Determine the count of lines holding the string "ndisimplatcim". Return only the number.
________________________
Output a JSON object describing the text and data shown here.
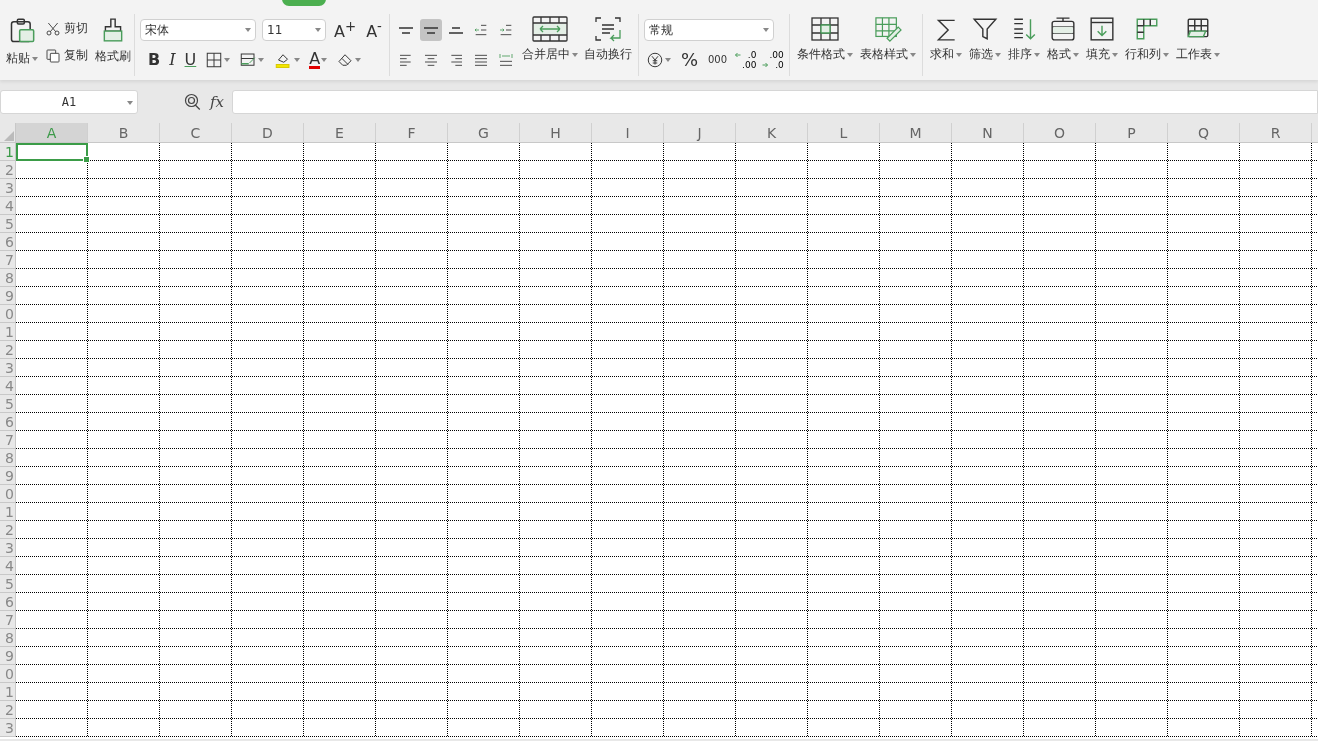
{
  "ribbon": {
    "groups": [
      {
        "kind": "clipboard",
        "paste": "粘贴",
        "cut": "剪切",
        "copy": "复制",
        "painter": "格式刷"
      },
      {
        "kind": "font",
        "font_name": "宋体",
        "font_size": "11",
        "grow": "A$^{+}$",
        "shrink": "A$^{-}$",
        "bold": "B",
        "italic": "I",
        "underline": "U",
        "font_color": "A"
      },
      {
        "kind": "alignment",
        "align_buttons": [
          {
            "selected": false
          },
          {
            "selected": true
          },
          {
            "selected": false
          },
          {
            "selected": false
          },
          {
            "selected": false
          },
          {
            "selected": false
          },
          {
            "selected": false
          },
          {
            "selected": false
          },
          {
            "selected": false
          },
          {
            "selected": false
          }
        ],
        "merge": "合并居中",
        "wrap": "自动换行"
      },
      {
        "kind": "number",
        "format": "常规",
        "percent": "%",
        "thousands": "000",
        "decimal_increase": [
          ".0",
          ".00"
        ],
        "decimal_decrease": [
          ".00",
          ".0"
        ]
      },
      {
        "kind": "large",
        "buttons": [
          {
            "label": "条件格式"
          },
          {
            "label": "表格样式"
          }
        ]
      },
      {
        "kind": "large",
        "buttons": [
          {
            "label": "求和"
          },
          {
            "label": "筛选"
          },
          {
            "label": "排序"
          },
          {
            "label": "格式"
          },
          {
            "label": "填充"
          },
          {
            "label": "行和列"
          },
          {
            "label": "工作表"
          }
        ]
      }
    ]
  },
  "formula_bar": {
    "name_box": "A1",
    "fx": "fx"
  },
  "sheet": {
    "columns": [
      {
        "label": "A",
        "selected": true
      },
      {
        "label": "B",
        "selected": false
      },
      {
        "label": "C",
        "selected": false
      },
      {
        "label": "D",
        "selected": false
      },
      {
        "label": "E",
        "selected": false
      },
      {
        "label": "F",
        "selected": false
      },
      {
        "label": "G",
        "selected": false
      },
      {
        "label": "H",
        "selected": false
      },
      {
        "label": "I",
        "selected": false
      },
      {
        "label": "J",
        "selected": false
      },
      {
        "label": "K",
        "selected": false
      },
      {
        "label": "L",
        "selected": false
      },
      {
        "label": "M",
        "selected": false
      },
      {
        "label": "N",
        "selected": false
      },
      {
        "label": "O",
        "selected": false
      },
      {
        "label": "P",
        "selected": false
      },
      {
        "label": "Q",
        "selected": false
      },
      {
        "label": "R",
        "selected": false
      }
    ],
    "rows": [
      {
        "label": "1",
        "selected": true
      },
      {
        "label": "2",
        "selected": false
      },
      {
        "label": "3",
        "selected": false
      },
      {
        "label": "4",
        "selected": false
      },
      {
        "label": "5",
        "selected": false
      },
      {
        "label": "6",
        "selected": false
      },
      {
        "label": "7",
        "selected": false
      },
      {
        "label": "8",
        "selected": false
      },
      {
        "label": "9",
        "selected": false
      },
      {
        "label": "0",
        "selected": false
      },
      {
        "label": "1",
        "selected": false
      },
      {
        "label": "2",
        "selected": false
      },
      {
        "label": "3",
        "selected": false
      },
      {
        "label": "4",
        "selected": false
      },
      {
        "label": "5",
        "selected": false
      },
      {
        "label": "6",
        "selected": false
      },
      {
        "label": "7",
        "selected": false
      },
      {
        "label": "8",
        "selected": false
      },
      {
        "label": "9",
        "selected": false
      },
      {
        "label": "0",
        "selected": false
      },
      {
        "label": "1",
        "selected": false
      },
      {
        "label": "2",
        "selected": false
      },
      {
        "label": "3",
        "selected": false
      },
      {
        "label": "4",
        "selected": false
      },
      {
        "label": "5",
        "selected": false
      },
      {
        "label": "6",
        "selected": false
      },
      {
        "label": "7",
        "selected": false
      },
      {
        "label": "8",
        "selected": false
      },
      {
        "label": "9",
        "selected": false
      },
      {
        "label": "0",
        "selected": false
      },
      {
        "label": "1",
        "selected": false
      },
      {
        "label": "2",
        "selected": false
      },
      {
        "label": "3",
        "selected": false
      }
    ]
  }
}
________________________
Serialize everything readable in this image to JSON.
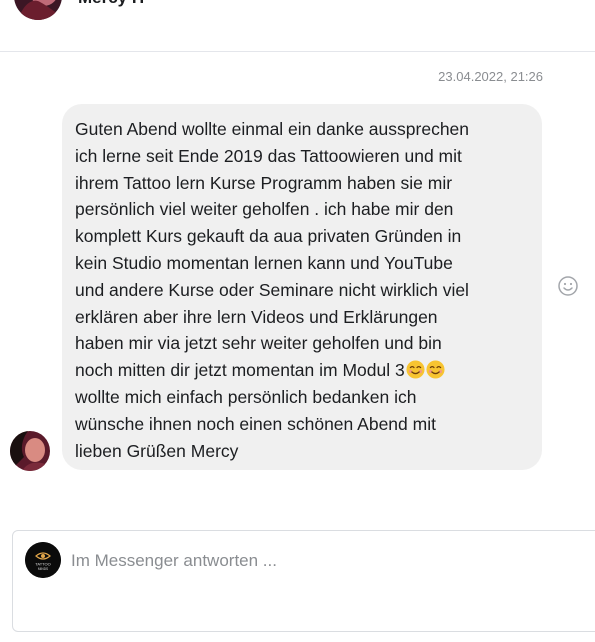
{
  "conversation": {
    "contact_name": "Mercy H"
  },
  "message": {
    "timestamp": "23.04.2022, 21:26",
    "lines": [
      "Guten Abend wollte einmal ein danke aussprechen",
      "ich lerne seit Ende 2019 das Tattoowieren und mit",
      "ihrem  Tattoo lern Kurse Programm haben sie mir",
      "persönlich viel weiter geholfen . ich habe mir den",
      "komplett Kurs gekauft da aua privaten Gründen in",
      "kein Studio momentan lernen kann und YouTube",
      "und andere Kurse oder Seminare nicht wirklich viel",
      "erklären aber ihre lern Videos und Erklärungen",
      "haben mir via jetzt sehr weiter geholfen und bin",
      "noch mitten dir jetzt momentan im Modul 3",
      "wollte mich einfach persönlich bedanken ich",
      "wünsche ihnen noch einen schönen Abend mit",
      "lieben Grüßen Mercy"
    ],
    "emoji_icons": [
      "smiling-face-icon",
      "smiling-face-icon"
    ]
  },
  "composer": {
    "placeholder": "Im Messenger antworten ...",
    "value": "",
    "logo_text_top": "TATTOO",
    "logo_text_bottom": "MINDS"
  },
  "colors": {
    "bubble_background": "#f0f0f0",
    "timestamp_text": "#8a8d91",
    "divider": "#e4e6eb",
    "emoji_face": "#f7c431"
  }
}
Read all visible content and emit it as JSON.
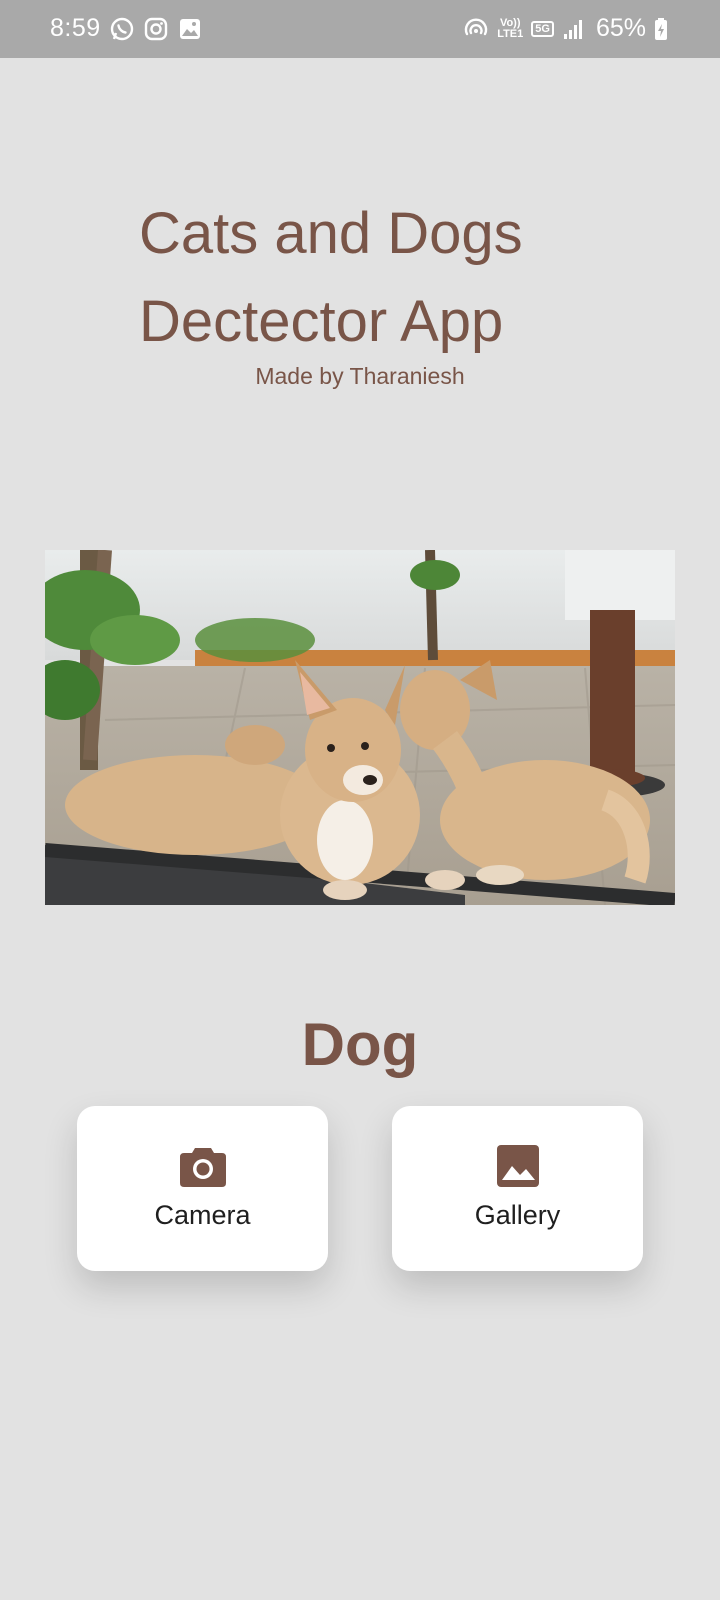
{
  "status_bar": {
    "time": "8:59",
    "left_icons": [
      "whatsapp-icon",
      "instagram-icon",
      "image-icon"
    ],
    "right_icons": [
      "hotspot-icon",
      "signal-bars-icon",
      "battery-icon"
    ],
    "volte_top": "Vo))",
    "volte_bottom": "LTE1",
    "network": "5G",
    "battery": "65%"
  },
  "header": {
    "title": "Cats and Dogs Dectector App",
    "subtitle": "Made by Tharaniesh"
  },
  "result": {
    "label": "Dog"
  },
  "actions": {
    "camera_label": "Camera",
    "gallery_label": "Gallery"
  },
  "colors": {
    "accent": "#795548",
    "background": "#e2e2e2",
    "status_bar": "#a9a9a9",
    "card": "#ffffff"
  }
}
________________________
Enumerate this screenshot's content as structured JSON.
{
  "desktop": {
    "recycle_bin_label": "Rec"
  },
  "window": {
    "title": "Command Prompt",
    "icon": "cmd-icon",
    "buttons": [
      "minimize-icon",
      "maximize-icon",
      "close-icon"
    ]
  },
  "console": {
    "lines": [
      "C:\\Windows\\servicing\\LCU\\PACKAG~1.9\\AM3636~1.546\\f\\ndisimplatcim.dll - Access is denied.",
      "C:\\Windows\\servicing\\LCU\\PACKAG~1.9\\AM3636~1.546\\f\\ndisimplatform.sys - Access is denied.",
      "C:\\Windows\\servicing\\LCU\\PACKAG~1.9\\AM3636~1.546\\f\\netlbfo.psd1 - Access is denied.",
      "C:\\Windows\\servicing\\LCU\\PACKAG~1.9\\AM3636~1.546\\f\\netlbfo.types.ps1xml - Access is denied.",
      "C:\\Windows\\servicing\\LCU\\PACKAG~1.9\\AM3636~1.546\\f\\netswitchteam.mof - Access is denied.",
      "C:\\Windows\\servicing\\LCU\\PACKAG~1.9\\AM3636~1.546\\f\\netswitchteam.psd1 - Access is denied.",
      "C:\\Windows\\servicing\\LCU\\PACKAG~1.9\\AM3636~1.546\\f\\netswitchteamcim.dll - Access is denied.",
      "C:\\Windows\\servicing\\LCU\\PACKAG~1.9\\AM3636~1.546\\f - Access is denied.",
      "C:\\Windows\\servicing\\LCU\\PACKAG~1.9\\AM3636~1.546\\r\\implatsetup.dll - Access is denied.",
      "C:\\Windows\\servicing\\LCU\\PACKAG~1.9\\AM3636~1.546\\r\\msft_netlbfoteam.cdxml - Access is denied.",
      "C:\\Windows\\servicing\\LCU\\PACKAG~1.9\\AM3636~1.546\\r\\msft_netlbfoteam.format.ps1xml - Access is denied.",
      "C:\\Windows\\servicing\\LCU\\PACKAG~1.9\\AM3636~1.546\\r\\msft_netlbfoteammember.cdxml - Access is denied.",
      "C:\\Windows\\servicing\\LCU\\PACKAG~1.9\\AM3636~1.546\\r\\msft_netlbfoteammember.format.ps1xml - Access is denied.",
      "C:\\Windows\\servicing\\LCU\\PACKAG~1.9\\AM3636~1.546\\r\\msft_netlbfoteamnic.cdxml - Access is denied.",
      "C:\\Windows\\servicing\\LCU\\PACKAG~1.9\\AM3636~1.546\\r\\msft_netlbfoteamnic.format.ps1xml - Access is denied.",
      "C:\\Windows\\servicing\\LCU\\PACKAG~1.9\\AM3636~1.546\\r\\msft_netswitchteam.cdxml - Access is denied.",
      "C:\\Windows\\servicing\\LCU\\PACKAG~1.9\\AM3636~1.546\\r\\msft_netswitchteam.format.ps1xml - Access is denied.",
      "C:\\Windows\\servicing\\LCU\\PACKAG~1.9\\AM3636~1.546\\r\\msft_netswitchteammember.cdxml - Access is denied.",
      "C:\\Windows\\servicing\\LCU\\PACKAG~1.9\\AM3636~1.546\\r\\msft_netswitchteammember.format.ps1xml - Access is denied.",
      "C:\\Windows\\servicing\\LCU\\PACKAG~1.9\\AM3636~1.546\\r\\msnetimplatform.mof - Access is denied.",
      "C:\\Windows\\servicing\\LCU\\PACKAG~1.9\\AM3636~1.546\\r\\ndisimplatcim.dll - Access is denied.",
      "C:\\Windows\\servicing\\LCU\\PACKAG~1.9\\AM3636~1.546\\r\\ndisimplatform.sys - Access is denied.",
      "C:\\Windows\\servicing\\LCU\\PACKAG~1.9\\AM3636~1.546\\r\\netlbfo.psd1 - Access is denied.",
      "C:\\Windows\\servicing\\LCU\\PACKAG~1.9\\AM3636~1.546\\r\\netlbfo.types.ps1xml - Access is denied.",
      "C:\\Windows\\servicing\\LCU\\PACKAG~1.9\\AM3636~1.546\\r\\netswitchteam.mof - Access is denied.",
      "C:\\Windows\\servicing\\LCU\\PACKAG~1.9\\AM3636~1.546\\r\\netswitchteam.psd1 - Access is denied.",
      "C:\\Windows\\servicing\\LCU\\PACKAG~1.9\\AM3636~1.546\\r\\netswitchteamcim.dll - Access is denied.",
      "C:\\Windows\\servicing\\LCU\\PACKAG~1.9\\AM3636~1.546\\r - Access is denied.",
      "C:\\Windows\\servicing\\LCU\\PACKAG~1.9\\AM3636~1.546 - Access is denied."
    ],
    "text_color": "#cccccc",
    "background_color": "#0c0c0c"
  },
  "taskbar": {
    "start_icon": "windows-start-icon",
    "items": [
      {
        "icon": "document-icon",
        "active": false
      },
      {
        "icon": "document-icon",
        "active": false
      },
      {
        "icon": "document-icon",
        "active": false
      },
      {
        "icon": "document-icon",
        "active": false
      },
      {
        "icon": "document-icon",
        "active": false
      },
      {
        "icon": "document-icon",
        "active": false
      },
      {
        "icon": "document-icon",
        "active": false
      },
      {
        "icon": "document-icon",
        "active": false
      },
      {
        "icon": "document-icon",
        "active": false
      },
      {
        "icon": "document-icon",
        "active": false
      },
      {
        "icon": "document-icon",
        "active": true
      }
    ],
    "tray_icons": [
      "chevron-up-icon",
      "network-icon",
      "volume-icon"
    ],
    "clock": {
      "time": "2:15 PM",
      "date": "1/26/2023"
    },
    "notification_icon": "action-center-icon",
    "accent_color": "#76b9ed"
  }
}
________________________
_Answer to the task_.
2